### Problem to work on
Your task is to copy every line of the entries that contains "voice".

======== Records supplied ========

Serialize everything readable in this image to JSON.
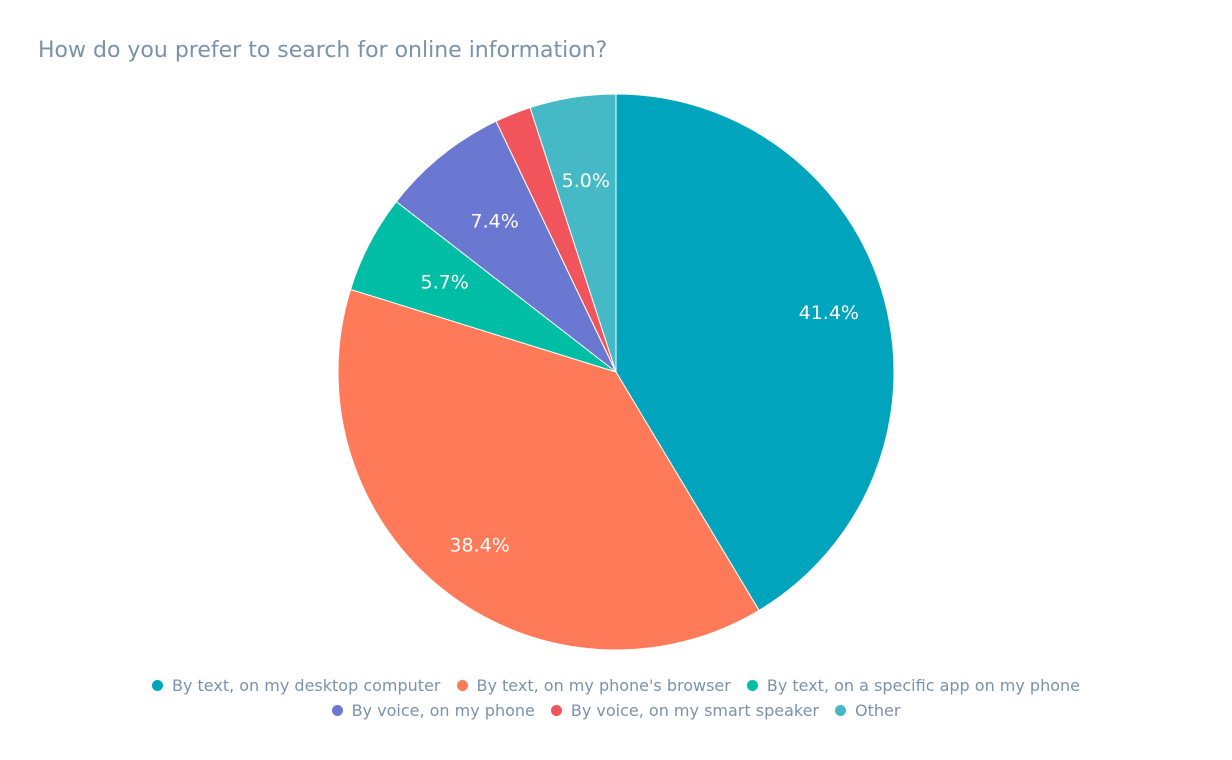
{
  "chart_data": {
    "type": "pie",
    "title": "How do you prefer to search for online information?",
    "slices": [
      {
        "label": "By text, on my desktop computer",
        "value": 41.4,
        "color": "#00a5bd",
        "text": "41.4%"
      },
      {
        "label": "By text, on my phone's browser",
        "value": 38.4,
        "color": "#ff7a59",
        "text": "38.4%"
      },
      {
        "label": "By text, on a specific app on my phone",
        "value": 5.7,
        "color": "#00bda5",
        "text": "5.7%"
      },
      {
        "label": "By voice, on my phone",
        "value": 7.4,
        "color": "#6a78d1",
        "text": "7.4%"
      },
      {
        "label": "By voice, on my smart speaker",
        "value": 2.1,
        "color": "#f2545b",
        "text": ""
      },
      {
        "label": "Other",
        "value": 5.0,
        "color": "#45bac6",
        "text": "5.0%"
      }
    ],
    "direction": "clockwise",
    "start": "top",
    "legend_position": "bottom-center"
  }
}
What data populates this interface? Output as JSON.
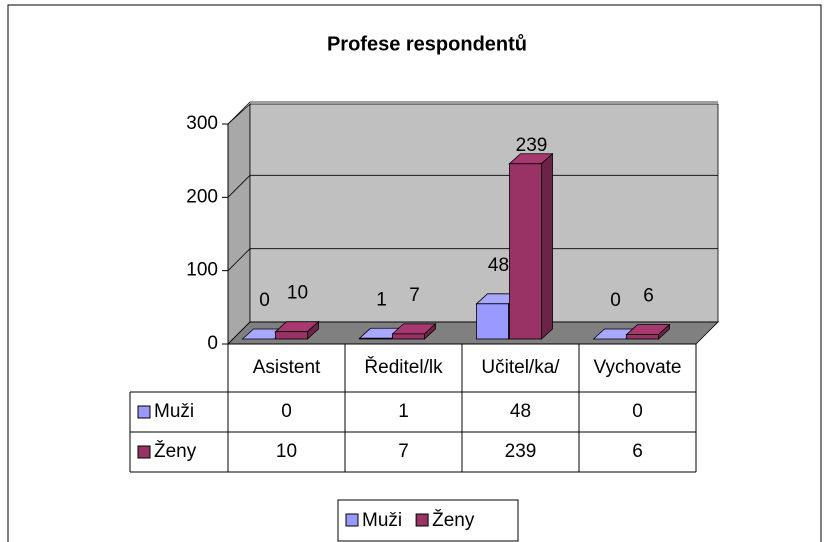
{
  "chart_data": {
    "type": "bar3d",
    "title": "Profese respondentů",
    "categories": [
      "Asistent",
      "Ředitel/lk",
      "Učitel/ka/",
      "Vychovate"
    ],
    "series": [
      {
        "name": "Muži",
        "color": "#9999ff",
        "values": [
          0,
          1,
          48,
          0
        ]
      },
      {
        "name": "Ženy",
        "color": "#993366",
        "values": [
          10,
          7,
          239,
          6
        ]
      }
    ],
    "ylim": [
      0,
      300
    ],
    "yticks": [
      0,
      100,
      200,
      300
    ],
    "grid": true,
    "legend": "bottom",
    "data_table": true
  }
}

========

### Final result
        "label": "By voice, on my phone",
        "label": "By voice, on my smart speaker",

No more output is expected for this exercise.